Gather up all lines that carry the word "JSON".

* _ENTRIES SHOWN_
****
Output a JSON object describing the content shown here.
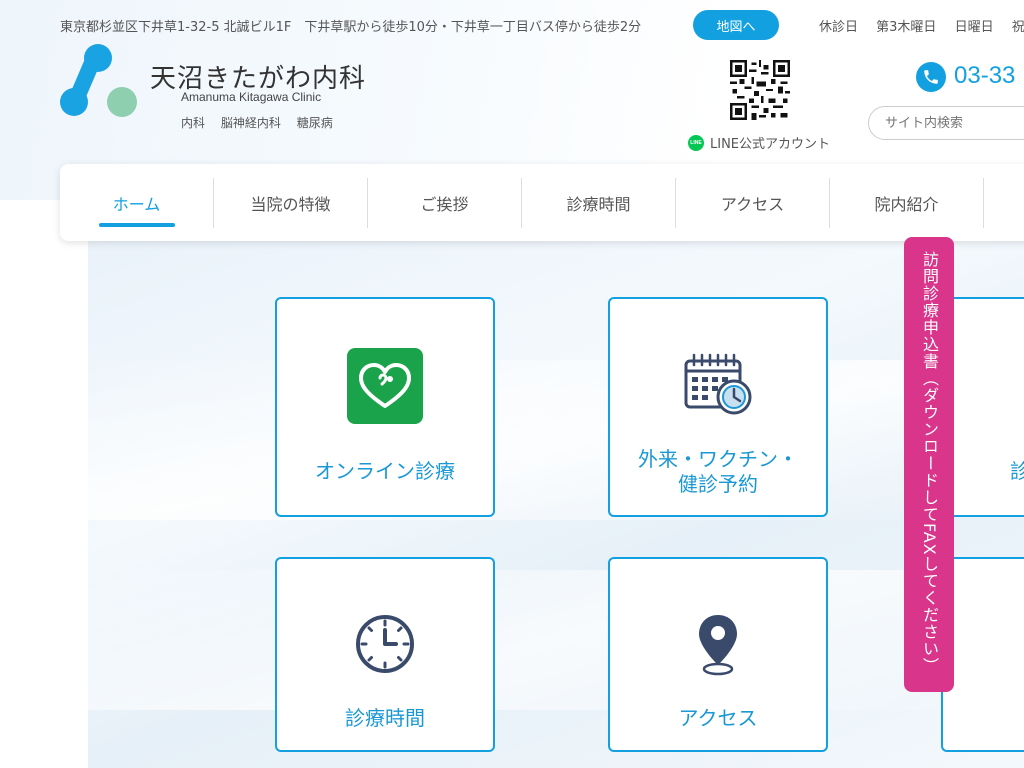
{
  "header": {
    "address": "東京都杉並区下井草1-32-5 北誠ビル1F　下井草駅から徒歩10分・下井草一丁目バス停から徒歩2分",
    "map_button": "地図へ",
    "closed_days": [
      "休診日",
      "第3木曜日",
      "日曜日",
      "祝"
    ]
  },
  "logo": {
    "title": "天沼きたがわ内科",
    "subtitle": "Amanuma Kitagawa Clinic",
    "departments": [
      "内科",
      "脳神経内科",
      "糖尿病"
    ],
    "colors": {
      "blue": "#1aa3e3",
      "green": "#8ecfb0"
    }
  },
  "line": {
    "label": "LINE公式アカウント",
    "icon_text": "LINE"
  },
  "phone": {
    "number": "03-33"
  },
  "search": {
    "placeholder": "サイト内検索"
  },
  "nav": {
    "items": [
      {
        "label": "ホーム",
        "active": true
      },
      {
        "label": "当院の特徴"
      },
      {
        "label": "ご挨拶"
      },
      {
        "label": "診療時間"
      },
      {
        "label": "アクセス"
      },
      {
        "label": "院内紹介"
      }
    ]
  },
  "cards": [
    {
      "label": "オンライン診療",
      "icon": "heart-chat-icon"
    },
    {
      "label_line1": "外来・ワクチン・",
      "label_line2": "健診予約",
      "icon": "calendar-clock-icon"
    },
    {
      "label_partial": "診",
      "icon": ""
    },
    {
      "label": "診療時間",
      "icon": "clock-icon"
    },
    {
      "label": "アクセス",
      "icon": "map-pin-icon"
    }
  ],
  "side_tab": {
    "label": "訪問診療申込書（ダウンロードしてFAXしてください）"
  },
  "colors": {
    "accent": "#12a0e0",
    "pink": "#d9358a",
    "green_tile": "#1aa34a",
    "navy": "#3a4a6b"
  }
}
****
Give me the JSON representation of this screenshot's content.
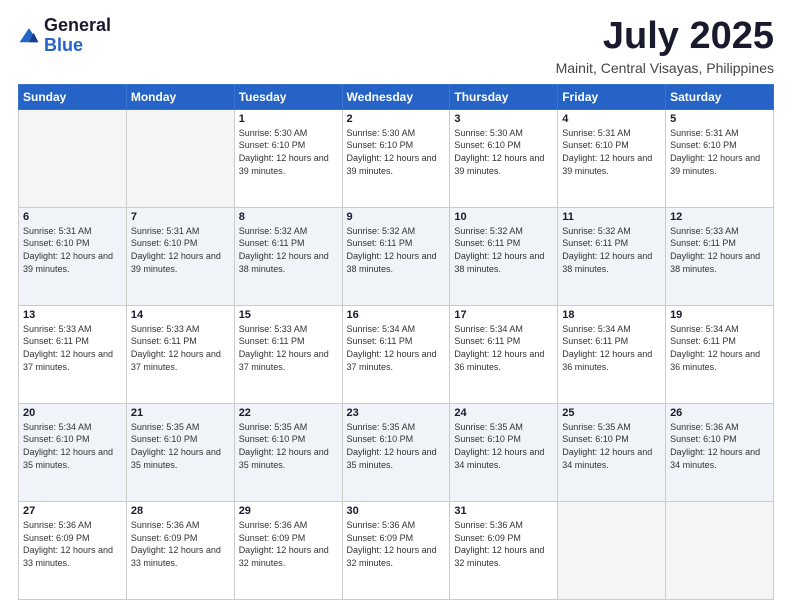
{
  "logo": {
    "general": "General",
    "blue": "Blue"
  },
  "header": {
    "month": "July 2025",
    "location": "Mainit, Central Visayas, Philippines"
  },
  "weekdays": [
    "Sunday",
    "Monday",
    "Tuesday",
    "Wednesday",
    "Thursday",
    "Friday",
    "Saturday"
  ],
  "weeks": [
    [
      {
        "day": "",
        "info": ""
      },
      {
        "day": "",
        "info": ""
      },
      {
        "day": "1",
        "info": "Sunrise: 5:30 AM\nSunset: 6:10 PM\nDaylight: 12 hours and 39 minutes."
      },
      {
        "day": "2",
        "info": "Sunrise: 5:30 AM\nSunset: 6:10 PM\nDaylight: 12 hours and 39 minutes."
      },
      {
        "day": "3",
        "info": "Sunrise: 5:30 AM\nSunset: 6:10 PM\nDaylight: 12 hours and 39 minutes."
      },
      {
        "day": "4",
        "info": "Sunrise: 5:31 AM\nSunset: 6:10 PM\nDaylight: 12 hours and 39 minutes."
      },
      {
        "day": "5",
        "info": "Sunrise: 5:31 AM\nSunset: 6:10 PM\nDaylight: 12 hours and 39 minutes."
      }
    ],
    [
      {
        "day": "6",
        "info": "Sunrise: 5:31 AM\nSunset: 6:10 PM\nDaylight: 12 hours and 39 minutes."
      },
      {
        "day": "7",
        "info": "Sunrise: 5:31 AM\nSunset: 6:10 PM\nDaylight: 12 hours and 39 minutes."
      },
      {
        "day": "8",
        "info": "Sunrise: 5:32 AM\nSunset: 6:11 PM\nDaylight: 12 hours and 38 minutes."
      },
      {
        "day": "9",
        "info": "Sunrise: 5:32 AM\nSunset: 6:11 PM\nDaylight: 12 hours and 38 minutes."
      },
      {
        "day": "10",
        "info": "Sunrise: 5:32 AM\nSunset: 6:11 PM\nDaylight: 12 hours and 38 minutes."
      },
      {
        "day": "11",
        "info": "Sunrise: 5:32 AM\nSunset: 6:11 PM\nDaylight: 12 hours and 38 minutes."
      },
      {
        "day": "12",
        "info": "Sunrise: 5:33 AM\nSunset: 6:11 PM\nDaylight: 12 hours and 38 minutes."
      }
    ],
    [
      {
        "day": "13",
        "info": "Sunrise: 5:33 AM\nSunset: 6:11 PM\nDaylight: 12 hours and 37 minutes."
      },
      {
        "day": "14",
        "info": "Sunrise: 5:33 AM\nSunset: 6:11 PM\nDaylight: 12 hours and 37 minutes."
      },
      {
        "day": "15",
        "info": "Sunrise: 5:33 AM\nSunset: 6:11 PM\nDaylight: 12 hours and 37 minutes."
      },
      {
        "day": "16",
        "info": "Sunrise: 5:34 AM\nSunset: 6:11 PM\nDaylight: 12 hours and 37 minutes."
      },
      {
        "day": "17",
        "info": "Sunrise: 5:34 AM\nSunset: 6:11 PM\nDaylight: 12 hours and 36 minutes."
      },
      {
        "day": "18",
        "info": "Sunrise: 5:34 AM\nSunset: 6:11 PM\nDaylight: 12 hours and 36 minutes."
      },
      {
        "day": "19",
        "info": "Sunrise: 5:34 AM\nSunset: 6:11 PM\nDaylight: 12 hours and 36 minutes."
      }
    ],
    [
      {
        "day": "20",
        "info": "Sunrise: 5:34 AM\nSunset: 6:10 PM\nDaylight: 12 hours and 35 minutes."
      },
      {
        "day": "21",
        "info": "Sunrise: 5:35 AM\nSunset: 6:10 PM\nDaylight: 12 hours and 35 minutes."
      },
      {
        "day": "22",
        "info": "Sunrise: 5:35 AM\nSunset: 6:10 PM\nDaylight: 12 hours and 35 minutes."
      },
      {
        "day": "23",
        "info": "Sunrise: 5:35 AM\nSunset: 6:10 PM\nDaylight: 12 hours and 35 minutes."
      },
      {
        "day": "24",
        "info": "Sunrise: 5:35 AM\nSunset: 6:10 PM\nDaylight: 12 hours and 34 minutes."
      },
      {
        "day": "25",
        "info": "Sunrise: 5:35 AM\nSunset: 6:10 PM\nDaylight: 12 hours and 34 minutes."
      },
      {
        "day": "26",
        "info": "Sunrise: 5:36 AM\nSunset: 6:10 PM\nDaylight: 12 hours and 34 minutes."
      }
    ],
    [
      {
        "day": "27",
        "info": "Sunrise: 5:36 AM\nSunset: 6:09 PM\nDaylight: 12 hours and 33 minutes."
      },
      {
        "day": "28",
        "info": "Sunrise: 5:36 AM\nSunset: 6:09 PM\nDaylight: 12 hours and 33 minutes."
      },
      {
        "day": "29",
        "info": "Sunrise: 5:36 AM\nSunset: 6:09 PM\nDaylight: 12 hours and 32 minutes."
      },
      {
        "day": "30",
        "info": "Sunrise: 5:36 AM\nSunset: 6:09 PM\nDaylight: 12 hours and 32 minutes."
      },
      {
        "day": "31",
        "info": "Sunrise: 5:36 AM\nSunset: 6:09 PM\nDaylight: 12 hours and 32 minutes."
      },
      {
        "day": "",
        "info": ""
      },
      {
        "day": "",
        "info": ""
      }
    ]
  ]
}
****
* _THE COMPLETED TASK_
Output a JSON object describing the content shown here.
Give me the JSON representation of this screenshot's content.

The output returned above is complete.